- PROBLEM TO SOLVE
Skip every image and restate the data word for word.

[Records contained in a dataset]
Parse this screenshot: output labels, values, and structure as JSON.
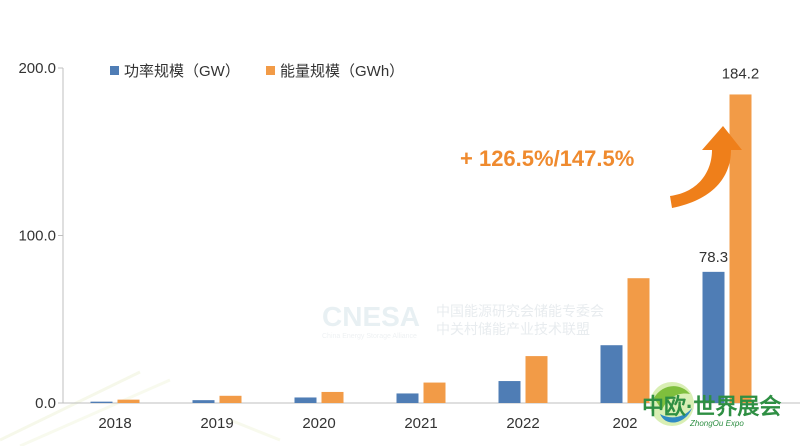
{
  "chart_data": {
    "type": "bar",
    "categories": [
      "2018",
      "2019",
      "2020",
      "2021",
      "2022",
      "2023"
    ],
    "series": [
      {
        "name": "功率规模（GW）",
        "color": "#4f7db5",
        "values": [
          0.8,
          1.7,
          3.3,
          5.7,
          13.1,
          34.5
        ]
      },
      {
        "name": "能量规模（GWh）",
        "color": "#f29b47",
        "values": [
          2.0,
          4.3,
          6.6,
          12.2,
          28.0,
          74.5
        ]
      }
    ],
    "data_labels": {
      "2024_gw": "78.3",
      "2024_gwh": "184.2"
    },
    "extra_bars": {
      "gw": 78.3,
      "gwh": 184.2
    },
    "yticks": [
      "0.0",
      "100.0",
      "200.0"
    ],
    "ylim": [
      0,
      200
    ],
    "xticks": [
      "2018",
      "2019",
      "2020",
      "2021",
      "2022",
      "202"
    ],
    "annotation": "+ 126.5%/147.5%",
    "legend_position": "top-left",
    "grid": false
  },
  "watermark": {
    "brand": "CNESA",
    "line1": "中国能源研究会储能专委会",
    "line2": "中关村储能产业技术联盟",
    "small": "China Energy Storage Alliance"
  },
  "logo": {
    "text": "中欧·世界展会",
    "sub": "ZhongOu Expo"
  }
}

- EXERCISE RESULT
Parse this screenshot: output labels, values, and structure as JSON.
{
  "chart_data": {
    "type": "bar",
    "categories": [
      "2018",
      "2019",
      "2020",
      "2021",
      "2022",
      "2023"
    ],
    "series": [
      {
        "name": "功率规模（GW）",
        "color": "#4f7db5",
        "values": [
          0.8,
          1.7,
          3.3,
          5.7,
          13.1,
          34.5
        ]
      },
      {
        "name": "能量规模（GWh）",
        "color": "#f29b47",
        "values": [
          2.0,
          4.3,
          6.6,
          12.2,
          28.0,
          74.5
        ]
      }
    ],
    "data_labels": {
      "2024_gw": "78.3",
      "2024_gwh": "184.2"
    },
    "extra_bars": {
      "gw": 78.3,
      "gwh": 184.2
    },
    "yticks": [
      "0.0",
      "100.0",
      "200.0"
    ],
    "ylim": [
      0,
      200
    ],
    "xticks": [
      "2018",
      "2019",
      "2020",
      "2021",
      "2022",
      "202"
    ],
    "annotation": "+ 126.5%/147.5%",
    "legend_position": "top-left",
    "grid": false
  },
  "watermark": {
    "brand": "CNESA",
    "line1": "中国能源研究会储能专委会",
    "line2": "中关村储能产业技术联盟",
    "small": "China Energy Storage Alliance"
  },
  "logo": {
    "text": "中欧·世界展会",
    "sub": "ZhongOu Expo"
  }
}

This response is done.